**What you should do**
Of all the lines in the material below, how many include the string "type"? Give the number only.

**Records for the exercise**
* Start *

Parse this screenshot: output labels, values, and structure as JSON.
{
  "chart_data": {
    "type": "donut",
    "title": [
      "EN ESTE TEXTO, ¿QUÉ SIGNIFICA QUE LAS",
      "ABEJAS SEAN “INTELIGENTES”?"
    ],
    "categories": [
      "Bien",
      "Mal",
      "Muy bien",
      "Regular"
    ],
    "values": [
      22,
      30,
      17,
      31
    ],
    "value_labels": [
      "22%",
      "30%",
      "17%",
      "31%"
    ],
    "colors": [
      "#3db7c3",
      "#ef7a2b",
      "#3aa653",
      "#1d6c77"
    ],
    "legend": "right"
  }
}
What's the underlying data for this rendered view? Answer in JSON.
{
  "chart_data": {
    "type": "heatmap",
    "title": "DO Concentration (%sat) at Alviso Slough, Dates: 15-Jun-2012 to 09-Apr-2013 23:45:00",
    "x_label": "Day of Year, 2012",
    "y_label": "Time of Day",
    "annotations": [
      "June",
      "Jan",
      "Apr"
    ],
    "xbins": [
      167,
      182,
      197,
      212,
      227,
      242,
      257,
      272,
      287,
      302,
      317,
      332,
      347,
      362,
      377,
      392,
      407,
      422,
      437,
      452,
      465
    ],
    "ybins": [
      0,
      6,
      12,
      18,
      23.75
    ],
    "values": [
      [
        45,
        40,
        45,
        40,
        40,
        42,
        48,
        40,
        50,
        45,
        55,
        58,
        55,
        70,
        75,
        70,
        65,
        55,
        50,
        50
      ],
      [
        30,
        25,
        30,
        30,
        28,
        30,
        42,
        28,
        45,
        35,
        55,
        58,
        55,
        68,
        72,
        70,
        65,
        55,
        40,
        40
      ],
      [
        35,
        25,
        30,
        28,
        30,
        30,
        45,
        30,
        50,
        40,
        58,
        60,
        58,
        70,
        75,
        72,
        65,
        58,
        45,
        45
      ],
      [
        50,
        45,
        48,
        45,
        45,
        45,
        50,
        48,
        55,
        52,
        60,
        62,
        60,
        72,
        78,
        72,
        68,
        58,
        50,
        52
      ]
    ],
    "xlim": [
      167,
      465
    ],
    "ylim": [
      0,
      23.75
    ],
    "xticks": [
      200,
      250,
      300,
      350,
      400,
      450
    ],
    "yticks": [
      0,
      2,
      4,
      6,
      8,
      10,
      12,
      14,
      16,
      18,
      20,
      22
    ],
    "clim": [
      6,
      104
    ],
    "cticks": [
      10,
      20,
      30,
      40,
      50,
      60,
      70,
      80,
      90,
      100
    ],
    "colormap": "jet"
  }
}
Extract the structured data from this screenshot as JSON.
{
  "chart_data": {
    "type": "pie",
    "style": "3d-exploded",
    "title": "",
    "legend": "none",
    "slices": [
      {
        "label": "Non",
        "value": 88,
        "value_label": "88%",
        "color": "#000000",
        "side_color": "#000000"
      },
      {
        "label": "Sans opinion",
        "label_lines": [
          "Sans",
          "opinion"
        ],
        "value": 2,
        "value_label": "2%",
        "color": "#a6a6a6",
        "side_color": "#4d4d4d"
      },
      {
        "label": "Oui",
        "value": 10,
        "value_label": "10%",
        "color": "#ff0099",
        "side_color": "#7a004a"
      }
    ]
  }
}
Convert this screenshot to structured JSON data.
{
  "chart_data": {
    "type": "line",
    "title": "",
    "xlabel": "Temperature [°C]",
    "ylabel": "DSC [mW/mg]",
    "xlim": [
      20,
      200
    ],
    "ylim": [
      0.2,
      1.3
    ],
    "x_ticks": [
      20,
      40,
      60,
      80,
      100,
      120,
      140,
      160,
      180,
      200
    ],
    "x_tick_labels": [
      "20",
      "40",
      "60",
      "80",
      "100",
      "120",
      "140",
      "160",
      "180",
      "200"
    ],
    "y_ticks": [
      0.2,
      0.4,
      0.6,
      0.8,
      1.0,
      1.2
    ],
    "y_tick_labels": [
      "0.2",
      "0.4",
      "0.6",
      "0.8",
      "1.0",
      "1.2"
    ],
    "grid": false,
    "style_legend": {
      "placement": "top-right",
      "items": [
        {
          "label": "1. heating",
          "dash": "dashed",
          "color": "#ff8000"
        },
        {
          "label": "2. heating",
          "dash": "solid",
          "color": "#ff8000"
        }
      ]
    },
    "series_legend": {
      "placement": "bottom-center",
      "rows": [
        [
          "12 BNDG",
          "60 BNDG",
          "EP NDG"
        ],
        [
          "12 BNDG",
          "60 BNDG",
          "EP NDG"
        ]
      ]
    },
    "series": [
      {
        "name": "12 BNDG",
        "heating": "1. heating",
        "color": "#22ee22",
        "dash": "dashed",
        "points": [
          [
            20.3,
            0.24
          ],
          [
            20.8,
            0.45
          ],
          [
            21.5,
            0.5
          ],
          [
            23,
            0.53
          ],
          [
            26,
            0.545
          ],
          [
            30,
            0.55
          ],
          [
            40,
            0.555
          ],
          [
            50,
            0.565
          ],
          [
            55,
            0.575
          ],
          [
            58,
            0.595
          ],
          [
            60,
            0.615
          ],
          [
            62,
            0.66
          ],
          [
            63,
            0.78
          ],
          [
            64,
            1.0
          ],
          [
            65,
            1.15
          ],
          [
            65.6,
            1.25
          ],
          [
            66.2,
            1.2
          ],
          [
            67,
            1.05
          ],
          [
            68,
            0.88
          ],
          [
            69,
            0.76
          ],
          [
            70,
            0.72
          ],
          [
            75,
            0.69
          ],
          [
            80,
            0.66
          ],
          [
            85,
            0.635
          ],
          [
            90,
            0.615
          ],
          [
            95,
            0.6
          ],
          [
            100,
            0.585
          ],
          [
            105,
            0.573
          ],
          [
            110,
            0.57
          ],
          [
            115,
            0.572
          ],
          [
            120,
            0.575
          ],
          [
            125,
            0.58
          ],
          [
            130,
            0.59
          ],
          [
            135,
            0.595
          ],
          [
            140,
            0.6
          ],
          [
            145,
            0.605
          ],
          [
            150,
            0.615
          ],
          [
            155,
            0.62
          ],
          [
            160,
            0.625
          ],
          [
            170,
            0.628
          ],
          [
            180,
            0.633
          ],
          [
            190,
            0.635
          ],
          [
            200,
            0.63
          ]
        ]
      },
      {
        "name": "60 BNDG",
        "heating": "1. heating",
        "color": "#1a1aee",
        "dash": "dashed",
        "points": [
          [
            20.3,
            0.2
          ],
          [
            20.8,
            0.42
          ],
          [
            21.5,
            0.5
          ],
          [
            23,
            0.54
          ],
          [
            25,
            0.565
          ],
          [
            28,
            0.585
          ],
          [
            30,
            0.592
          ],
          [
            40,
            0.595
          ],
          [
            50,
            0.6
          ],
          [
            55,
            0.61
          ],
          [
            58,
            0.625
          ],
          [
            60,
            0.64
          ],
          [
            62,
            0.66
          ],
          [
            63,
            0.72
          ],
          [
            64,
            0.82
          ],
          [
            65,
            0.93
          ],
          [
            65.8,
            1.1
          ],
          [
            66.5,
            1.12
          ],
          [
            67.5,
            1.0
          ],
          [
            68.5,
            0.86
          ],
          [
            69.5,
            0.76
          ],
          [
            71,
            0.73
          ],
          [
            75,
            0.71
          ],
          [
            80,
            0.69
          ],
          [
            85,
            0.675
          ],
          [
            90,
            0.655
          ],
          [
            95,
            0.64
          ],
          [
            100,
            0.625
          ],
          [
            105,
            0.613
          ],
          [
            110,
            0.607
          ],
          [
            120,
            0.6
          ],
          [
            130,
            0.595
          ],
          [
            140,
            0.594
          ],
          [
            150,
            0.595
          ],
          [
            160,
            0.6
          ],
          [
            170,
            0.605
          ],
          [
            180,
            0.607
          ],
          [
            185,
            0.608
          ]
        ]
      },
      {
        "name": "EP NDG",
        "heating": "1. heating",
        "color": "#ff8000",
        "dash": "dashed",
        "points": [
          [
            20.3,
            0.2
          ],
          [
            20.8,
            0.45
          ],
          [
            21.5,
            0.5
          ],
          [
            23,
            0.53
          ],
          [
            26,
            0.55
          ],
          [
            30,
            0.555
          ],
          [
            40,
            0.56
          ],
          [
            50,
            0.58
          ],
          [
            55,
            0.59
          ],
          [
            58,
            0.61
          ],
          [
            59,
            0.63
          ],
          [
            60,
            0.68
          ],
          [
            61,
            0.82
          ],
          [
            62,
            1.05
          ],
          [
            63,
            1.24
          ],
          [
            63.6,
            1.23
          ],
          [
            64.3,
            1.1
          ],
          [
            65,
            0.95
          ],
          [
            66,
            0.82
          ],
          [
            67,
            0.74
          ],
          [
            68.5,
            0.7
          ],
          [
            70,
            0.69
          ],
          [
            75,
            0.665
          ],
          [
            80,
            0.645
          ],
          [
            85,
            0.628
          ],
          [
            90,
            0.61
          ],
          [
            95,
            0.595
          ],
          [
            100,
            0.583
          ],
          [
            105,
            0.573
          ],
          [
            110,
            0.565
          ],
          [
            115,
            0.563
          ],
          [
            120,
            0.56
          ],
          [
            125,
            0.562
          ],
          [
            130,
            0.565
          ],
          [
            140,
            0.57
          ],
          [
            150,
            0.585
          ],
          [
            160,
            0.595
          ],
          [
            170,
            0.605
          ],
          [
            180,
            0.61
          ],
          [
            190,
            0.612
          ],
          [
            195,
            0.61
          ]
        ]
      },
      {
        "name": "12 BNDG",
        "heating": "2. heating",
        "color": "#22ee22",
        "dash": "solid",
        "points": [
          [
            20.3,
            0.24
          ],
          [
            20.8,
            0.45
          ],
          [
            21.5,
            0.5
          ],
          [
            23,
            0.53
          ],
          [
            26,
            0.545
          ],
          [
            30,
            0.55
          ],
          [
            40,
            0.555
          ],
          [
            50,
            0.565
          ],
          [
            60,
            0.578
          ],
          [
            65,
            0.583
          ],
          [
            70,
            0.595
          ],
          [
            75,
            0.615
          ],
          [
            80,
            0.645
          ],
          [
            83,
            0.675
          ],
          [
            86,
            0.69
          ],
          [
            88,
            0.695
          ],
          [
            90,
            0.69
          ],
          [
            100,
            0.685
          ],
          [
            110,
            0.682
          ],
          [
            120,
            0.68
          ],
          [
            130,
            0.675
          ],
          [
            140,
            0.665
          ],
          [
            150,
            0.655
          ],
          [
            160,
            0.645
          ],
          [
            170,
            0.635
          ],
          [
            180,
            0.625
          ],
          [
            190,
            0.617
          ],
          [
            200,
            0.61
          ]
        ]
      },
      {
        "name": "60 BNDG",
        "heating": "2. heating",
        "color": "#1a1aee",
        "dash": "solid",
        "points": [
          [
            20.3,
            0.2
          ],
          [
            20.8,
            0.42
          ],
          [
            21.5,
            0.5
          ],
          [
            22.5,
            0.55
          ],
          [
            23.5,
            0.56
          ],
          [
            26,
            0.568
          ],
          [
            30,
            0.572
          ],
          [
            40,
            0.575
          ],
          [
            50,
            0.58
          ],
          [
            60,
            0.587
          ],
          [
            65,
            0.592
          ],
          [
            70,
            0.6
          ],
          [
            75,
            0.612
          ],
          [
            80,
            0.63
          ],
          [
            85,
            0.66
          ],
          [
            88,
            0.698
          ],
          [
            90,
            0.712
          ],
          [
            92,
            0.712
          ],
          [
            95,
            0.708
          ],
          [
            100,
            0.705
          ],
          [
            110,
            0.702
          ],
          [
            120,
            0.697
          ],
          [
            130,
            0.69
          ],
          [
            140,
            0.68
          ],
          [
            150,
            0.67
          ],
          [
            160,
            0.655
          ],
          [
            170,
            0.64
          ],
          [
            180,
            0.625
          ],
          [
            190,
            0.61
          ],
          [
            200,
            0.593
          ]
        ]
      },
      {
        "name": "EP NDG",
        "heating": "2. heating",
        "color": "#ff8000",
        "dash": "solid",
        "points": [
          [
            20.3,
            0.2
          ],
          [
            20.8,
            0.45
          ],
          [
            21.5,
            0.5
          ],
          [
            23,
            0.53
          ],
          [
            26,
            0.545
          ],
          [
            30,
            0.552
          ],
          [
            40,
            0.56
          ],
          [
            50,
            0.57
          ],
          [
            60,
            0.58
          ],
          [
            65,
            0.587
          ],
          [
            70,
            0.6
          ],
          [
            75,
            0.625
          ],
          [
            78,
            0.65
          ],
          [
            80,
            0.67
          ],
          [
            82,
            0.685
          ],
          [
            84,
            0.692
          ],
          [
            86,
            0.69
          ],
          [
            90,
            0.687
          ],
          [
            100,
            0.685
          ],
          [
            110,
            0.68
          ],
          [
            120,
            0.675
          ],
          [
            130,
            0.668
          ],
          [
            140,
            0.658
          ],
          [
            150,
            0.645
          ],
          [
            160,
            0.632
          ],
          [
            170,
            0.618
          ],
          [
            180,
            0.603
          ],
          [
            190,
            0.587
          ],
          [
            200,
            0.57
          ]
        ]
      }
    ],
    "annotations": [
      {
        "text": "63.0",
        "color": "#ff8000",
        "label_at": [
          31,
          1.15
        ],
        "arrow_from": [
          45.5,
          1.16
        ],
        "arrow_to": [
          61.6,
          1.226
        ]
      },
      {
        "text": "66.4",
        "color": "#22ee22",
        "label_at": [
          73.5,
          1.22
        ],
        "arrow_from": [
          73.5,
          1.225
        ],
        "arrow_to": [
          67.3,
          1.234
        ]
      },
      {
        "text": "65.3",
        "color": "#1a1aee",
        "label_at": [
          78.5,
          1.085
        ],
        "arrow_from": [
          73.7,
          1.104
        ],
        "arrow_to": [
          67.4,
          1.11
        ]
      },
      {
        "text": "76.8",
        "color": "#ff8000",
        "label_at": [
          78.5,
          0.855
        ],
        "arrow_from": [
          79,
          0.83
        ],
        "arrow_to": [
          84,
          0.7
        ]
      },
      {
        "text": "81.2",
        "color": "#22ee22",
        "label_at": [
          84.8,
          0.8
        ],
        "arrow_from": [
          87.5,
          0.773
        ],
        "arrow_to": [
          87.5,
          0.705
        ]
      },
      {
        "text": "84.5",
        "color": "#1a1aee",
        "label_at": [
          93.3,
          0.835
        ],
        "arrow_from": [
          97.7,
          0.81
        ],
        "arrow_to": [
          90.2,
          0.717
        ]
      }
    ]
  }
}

* End *

**Exercise answer**
4